Task requirements => Show each line that has the string "Volkskunde" in it.

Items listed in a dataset
= = = = = = =
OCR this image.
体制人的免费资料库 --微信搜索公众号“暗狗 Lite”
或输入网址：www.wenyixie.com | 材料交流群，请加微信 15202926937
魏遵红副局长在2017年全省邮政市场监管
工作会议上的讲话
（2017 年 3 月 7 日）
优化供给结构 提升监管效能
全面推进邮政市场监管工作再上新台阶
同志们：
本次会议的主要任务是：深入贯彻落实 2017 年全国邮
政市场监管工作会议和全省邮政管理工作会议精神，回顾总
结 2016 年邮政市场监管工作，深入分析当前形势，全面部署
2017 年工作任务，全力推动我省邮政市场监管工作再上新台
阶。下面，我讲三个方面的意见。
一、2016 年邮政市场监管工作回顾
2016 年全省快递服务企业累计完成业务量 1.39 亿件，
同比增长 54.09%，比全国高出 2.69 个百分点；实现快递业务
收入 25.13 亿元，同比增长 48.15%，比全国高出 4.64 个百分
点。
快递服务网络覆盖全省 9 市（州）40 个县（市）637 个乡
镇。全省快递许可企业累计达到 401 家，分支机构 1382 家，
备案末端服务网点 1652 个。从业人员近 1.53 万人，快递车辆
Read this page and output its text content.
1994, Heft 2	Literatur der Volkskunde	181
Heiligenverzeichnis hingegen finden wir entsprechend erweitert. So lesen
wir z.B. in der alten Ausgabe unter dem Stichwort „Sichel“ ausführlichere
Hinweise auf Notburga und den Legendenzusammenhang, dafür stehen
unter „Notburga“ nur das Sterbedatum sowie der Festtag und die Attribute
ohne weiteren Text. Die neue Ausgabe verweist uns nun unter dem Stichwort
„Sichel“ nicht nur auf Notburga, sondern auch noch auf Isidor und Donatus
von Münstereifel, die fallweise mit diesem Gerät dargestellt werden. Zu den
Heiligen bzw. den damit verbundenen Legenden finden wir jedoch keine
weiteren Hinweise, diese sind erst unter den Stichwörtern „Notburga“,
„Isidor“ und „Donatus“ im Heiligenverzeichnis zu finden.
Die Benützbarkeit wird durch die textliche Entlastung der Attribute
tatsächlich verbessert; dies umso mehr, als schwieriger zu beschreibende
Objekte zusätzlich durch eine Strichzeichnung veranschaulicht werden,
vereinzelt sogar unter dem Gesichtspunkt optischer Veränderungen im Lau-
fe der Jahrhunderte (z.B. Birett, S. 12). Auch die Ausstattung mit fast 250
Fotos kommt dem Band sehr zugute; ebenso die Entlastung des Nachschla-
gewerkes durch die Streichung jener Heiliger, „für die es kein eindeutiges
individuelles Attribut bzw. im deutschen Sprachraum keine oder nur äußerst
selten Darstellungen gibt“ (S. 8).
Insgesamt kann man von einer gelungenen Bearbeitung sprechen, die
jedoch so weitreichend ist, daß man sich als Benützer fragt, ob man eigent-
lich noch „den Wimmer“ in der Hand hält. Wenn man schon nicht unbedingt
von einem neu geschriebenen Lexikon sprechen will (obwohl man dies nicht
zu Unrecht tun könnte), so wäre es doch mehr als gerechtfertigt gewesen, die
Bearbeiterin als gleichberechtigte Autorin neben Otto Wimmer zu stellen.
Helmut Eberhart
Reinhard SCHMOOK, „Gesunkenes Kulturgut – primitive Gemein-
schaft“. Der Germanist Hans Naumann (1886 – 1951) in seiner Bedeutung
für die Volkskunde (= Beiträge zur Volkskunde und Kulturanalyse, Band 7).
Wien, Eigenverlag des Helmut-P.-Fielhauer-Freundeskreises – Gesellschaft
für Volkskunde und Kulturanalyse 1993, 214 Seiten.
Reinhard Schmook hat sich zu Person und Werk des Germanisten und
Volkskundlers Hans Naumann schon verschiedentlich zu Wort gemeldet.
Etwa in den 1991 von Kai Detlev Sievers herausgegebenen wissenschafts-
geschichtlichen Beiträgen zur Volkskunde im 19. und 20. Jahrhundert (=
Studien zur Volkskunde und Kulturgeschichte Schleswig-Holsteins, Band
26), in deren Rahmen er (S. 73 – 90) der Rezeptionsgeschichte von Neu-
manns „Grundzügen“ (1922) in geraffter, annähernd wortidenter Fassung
= = = = = = =
Output below =>
1994, Heft 2	Literatur der Volkskunde	181
für die Volkskunde (= Beiträge zur Volkskunde und Kulturanalyse, Band 7).
für Volkskunde und Kulturanalyse 1993, 214 Seiten.
geschichtlichen Beiträgen zur Volkskunde im 19. und 20. Jahrhundert (=
Studien zur Volkskunde und Kulturgeschichte Schleswig-Holsteins, Band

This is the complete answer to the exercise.